- [DIRECTION] Reproduce the listing below word for word, with no pictures.

──────

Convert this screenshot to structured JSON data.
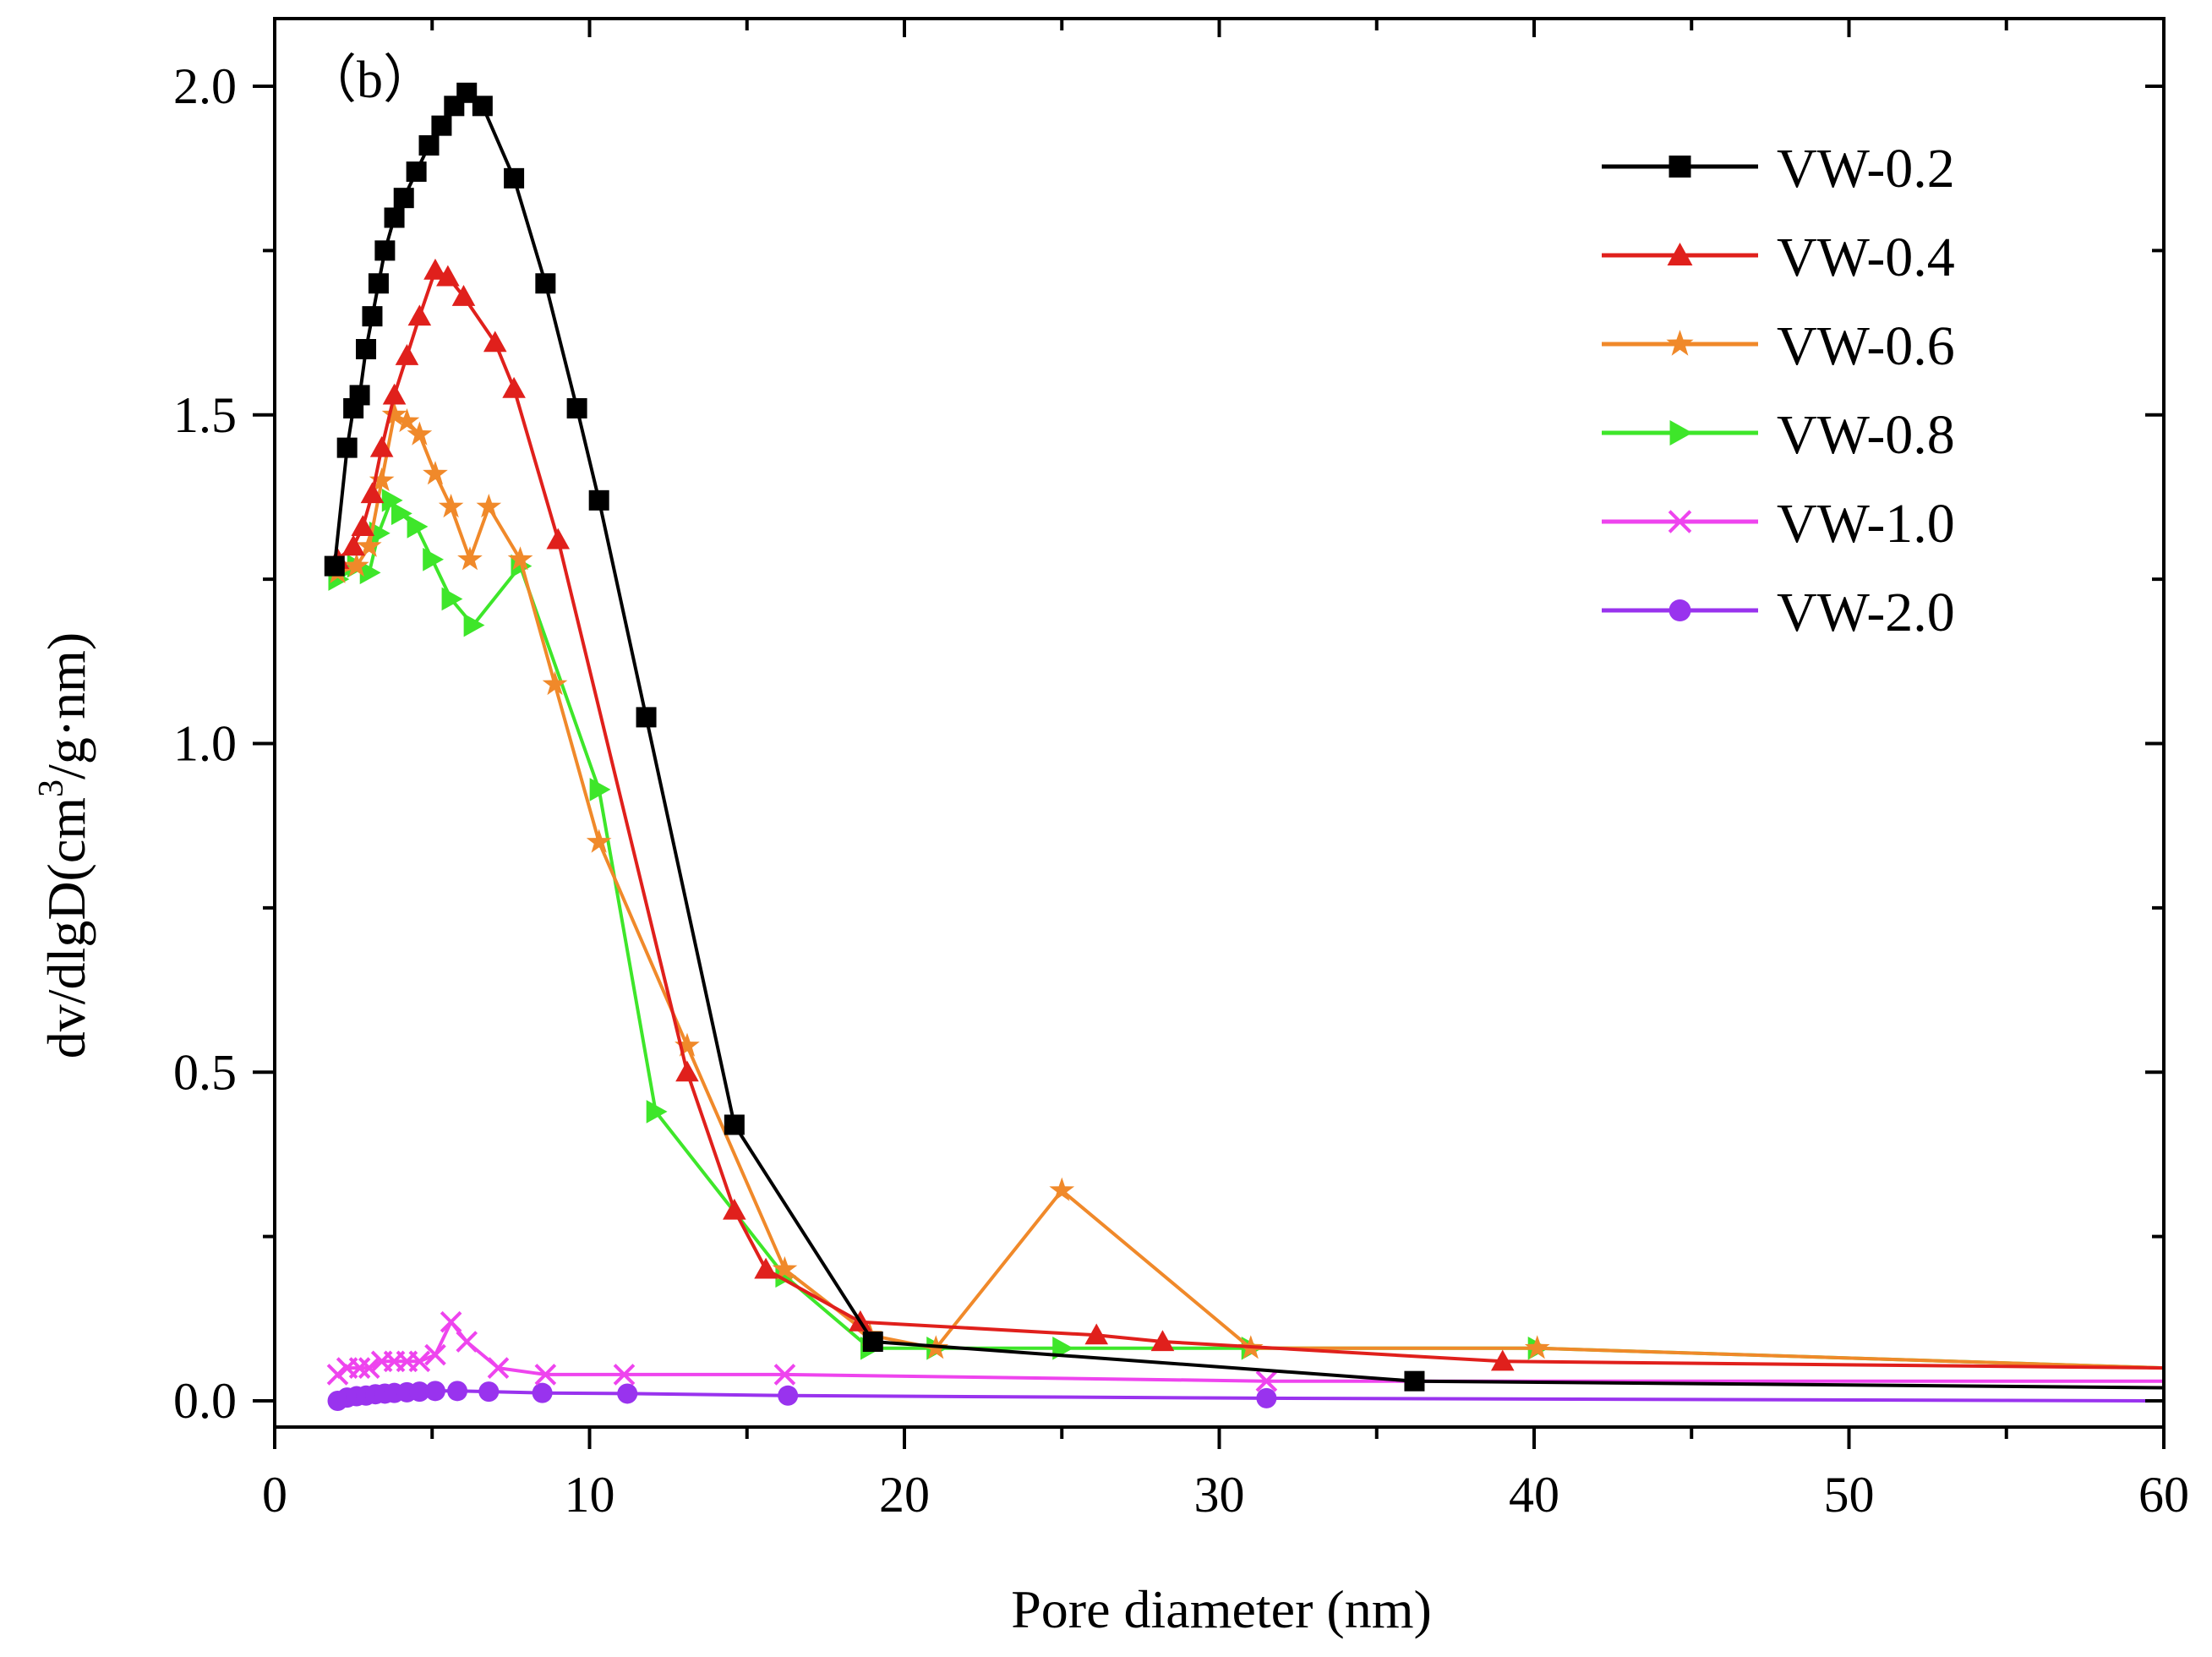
{
  "chart_data": {
    "type": "line",
    "panel_label": "（b）",
    "title": "",
    "xlabel": "Pore diameter (nm)",
    "ylabel": "dv/dlgD(cm",
    "ylabel_sup": "3",
    "ylabel_tail": "/g·nm)",
    "xlim": [
      0,
      60
    ],
    "ylim": [
      -0.04,
      2.1
    ],
    "x_ticks": [
      0,
      10,
      20,
      30,
      40,
      50,
      60
    ],
    "x_tick_labels": [
      "0",
      "10",
      "20",
      "30",
      "40",
      "50",
      "60"
    ],
    "y_ticks": [
      0.0,
      0.5,
      1.0,
      1.5,
      2.0
    ],
    "y_tick_labels": [
      "0.0",
      "0.5",
      "1.0",
      "1.5",
      "2.0"
    ],
    "legend_position": "top-right",
    "grid": false,
    "series": [
      {
        "name": "VW-0.2",
        "color": "#000000",
        "marker": "square",
        "x": [
          1.9,
          2.3,
          2.5,
          2.7,
          2.9,
          3.1,
          3.3,
          3.5,
          3.8,
          4.1,
          4.5,
          4.9,
          5.3,
          5.7,
          6.1,
          6.6,
          7.6,
          8.6,
          9.6,
          10.3,
          11.8,
          14.6,
          19.0,
          36.2,
          60
        ],
        "y": [
          1.27,
          1.45,
          1.51,
          1.53,
          1.6,
          1.65,
          1.7,
          1.75,
          1.8,
          1.83,
          1.87,
          1.91,
          1.94,
          1.97,
          1.99,
          1.97,
          1.86,
          1.7,
          1.51,
          1.37,
          1.04,
          0.42,
          0.09,
          0.03,
          0.02
        ]
      },
      {
        "name": "VW-0.4",
        "color": "#e0201c",
        "marker": "triangle",
        "x": [
          2.0,
          2.5,
          2.8,
          3.1,
          3.4,
          3.8,
          4.2,
          4.6,
          5.1,
          5.5,
          6.0,
          7.0,
          7.6,
          9.0,
          13.1,
          14.6,
          15.6,
          18.6,
          26.1,
          28.2,
          39.0,
          60
        ],
        "y": [
          1.28,
          1.3,
          1.33,
          1.38,
          1.45,
          1.53,
          1.59,
          1.65,
          1.72,
          1.71,
          1.68,
          1.61,
          1.54,
          1.31,
          0.5,
          0.29,
          0.2,
          0.12,
          0.1,
          0.09,
          0.06,
          0.05
        ]
      },
      {
        "name": "VW-0.6",
        "color": "#f0892a",
        "marker": "star",
        "x": [
          2.0,
          2.6,
          3.0,
          3.4,
          3.8,
          4.2,
          4.6,
          5.1,
          5.6,
          6.2,
          6.8,
          7.8,
          8.9,
          10.3,
          13.1,
          16.2,
          18.9,
          21.0,
          25.0,
          31.0,
          40.1,
          60
        ],
        "y": [
          1.26,
          1.27,
          1.3,
          1.4,
          1.5,
          1.49,
          1.47,
          1.41,
          1.36,
          1.28,
          1.36,
          1.28,
          1.09,
          0.85,
          0.54,
          0.2,
          0.1,
          0.08,
          0.32,
          0.08,
          0.08,
          0.05
        ]
      },
      {
        "name": "VW-0.8",
        "color": "#3ee62a",
        "marker": "triangle-right",
        "x": [
          2.0,
          2.6,
          3.0,
          3.3,
          3.7,
          4.0,
          4.5,
          5.0,
          5.6,
          6.3,
          7.8,
          10.3,
          12.1,
          16.2,
          18.9,
          21.0,
          25.0,
          31.0,
          40.1,
          60
        ],
        "y": [
          1.25,
          1.27,
          1.26,
          1.32,
          1.37,
          1.35,
          1.33,
          1.28,
          1.22,
          1.18,
          1.27,
          0.93,
          0.44,
          0.19,
          0.08,
          0.08,
          0.08,
          0.08,
          0.08,
          0.05
        ]
      },
      {
        "name": "VW-1.0",
        "color": "#ee44ee",
        "marker": "x",
        "x": [
          2.0,
          2.3,
          2.7,
          3.0,
          3.4,
          3.8,
          4.2,
          4.6,
          5.1,
          5.6,
          6.1,
          7.1,
          8.6,
          11.1,
          16.2,
          31.5,
          60
        ],
        "y": [
          0.04,
          0.05,
          0.05,
          0.05,
          0.06,
          0.06,
          0.06,
          0.06,
          0.07,
          0.12,
          0.09,
          0.05,
          0.04,
          0.04,
          0.04,
          0.03,
          0.03
        ]
      },
      {
        "name": "VW-2.0",
        "color": "#9933ee",
        "marker": "circle",
        "x": [
          2.0,
          2.3,
          2.6,
          2.9,
          3.2,
          3.5,
          3.8,
          4.2,
          4.6,
          5.1,
          5.8,
          6.8,
          8.5,
          11.2,
          16.3,
          31.5,
          60
        ],
        "y": [
          0.0,
          0.005,
          0.007,
          0.008,
          0.01,
          0.011,
          0.012,
          0.013,
          0.014,
          0.015,
          0.015,
          0.014,
          0.012,
          0.011,
          0.008,
          0.004,
          0.0
        ]
      }
    ]
  }
}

──────

- [RESPONSE]
Convert this screenshot to structured JSON data.
{
  "chart_data": {
    "type": "line",
    "panel_label": "（b）",
    "title": "",
    "xlabel": "Pore diameter (nm)",
    "ylabel": "dv/dlgD(cm",
    "ylabel_sup": "3",
    "ylabel_tail": "/g·nm)",
    "xlim": [
      0,
      60
    ],
    "ylim": [
      -0.04,
      2.1
    ],
    "x_ticks": [
      0,
      10,
      20,
      30,
      40,
      50,
      60
    ],
    "x_tick_labels": [
      "0",
      "10",
      "20",
      "30",
      "40",
      "50",
      "60"
    ],
    "y_ticks": [
      0.0,
      0.5,
      1.0,
      1.5,
      2.0
    ],
    "y_tick_labels": [
      "0.0",
      "0.5",
      "1.0",
      "1.5",
      "2.0"
    ],
    "legend_position": "top-right",
    "grid": false,
    "series": [
      {
        "name": "VW-0.2",
        "color": "#000000",
        "marker": "square",
        "x": [
          1.9,
          2.3,
          2.5,
          2.7,
          2.9,
          3.1,
          3.3,
          3.5,
          3.8,
          4.1,
          4.5,
          4.9,
          5.3,
          5.7,
          6.1,
          6.6,
          7.6,
          8.6,
          9.6,
          10.3,
          11.8,
          14.6,
          19.0,
          36.2,
          60
        ],
        "y": [
          1.27,
          1.45,
          1.51,
          1.53,
          1.6,
          1.65,
          1.7,
          1.75,
          1.8,
          1.83,
          1.87,
          1.91,
          1.94,
          1.97,
          1.99,
          1.97,
          1.86,
          1.7,
          1.51,
          1.37,
          1.04,
          0.42,
          0.09,
          0.03,
          0.02
        ]
      },
      {
        "name": "VW-0.4",
        "color": "#e0201c",
        "marker": "triangle",
        "x": [
          2.0,
          2.5,
          2.8,
          3.1,
          3.4,
          3.8,
          4.2,
          4.6,
          5.1,
          5.5,
          6.0,
          7.0,
          7.6,
          9.0,
          13.1,
          14.6,
          15.6,
          18.6,
          26.1,
          28.2,
          39.0,
          60
        ],
        "y": [
          1.28,
          1.3,
          1.33,
          1.38,
          1.45,
          1.53,
          1.59,
          1.65,
          1.72,
          1.71,
          1.68,
          1.61,
          1.54,
          1.31,
          0.5,
          0.29,
          0.2,
          0.12,
          0.1,
          0.09,
          0.06,
          0.05
        ]
      },
      {
        "name": "VW-0.6",
        "color": "#f0892a",
        "marker": "star",
        "x": [
          2.0,
          2.6,
          3.0,
          3.4,
          3.8,
          4.2,
          4.6,
          5.1,
          5.6,
          6.2,
          6.8,
          7.8,
          8.9,
          10.3,
          13.1,
          16.2,
          18.9,
          21.0,
          25.0,
          31.0,
          40.1,
          60
        ],
        "y": [
          1.26,
          1.27,
          1.3,
          1.4,
          1.5,
          1.49,
          1.47,
          1.41,
          1.36,
          1.28,
          1.36,
          1.28,
          1.09,
          0.85,
          0.54,
          0.2,
          0.1,
          0.08,
          0.32,
          0.08,
          0.08,
          0.05
        ]
      },
      {
        "name": "VW-0.8",
        "color": "#3ee62a",
        "marker": "triangle-right",
        "x": [
          2.0,
          2.6,
          3.0,
          3.3,
          3.7,
          4.0,
          4.5,
          5.0,
          5.6,
          6.3,
          7.8,
          10.3,
          12.1,
          16.2,
          18.9,
          21.0,
          25.0,
          31.0,
          40.1,
          60
        ],
        "y": [
          1.25,
          1.27,
          1.26,
          1.32,
          1.37,
          1.35,
          1.33,
          1.28,
          1.22,
          1.18,
          1.27,
          0.93,
          0.44,
          0.19,
          0.08,
          0.08,
          0.08,
          0.08,
          0.08,
          0.05
        ]
      },
      {
        "name": "VW-1.0",
        "color": "#ee44ee",
        "marker": "x",
        "x": [
          2.0,
          2.3,
          2.7,
          3.0,
          3.4,
          3.8,
          4.2,
          4.6,
          5.1,
          5.6,
          6.1,
          7.1,
          8.6,
          11.1,
          16.2,
          31.5,
          60
        ],
        "y": [
          0.04,
          0.05,
          0.05,
          0.05,
          0.06,
          0.06,
          0.06,
          0.06,
          0.07,
          0.12,
          0.09,
          0.05,
          0.04,
          0.04,
          0.04,
          0.03,
          0.03
        ]
      },
      {
        "name": "VW-2.0",
        "color": "#9933ee",
        "marker": "circle",
        "x": [
          2.0,
          2.3,
          2.6,
          2.9,
          3.2,
          3.5,
          3.8,
          4.2,
          4.6,
          5.1,
          5.8,
          6.8,
          8.5,
          11.2,
          16.3,
          31.5,
          60
        ],
        "y": [
          0.0,
          0.005,
          0.007,
          0.008,
          0.01,
          0.011,
          0.012,
          0.013,
          0.014,
          0.015,
          0.015,
          0.014,
          0.012,
          0.011,
          0.008,
          0.004,
          0.0
        ]
      }
    ]
  }
}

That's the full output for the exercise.